▸ Task requirements
Gather each line in the entries that includes the string "this".

▸ Stored data
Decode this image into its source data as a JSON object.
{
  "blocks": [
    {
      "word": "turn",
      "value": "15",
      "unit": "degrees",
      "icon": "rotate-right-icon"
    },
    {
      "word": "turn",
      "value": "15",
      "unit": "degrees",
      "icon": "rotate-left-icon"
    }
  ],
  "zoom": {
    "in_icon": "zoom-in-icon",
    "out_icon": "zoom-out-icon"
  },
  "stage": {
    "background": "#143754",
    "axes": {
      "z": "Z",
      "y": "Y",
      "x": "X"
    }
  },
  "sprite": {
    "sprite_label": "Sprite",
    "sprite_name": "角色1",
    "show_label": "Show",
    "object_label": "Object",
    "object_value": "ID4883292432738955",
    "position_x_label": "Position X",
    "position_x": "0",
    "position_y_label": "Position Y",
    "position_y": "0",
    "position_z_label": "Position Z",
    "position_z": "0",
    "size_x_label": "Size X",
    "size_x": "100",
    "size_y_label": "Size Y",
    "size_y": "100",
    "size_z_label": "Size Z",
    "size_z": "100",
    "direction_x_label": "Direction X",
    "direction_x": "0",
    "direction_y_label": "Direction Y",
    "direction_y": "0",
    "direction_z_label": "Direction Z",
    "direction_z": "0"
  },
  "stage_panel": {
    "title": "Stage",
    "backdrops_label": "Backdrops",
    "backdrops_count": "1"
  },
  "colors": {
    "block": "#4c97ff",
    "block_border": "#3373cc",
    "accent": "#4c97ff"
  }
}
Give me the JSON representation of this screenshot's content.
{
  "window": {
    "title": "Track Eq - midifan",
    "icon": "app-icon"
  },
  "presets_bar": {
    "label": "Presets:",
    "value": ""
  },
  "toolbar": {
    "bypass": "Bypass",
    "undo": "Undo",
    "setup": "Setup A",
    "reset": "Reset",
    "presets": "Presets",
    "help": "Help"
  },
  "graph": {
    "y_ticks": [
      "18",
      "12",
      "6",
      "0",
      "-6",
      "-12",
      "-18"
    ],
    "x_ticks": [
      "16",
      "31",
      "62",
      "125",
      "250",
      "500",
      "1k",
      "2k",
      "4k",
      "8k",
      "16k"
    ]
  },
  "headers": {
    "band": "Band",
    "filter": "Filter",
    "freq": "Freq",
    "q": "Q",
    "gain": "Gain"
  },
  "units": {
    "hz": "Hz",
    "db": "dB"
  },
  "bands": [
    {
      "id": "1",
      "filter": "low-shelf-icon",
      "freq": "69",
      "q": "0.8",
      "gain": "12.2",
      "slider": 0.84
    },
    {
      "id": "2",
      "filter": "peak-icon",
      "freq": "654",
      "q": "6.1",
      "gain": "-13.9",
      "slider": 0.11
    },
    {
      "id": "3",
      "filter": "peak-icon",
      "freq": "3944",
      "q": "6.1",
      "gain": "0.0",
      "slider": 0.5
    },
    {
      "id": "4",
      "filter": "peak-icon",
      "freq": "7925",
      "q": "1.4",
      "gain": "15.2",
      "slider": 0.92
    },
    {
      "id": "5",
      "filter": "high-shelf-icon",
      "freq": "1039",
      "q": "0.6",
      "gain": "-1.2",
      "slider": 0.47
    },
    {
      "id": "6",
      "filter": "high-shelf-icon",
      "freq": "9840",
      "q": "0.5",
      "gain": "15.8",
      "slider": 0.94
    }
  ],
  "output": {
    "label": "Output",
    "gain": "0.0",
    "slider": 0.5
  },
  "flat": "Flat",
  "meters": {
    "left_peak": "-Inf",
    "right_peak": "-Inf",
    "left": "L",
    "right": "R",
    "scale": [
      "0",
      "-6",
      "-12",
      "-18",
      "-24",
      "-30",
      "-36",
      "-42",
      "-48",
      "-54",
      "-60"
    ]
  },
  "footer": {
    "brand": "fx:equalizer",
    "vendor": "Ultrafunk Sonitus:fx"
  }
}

▸ Response to the exercise
Decode this image into its source data as a JSON object.
Give me the JSON representation of this screenshot's content.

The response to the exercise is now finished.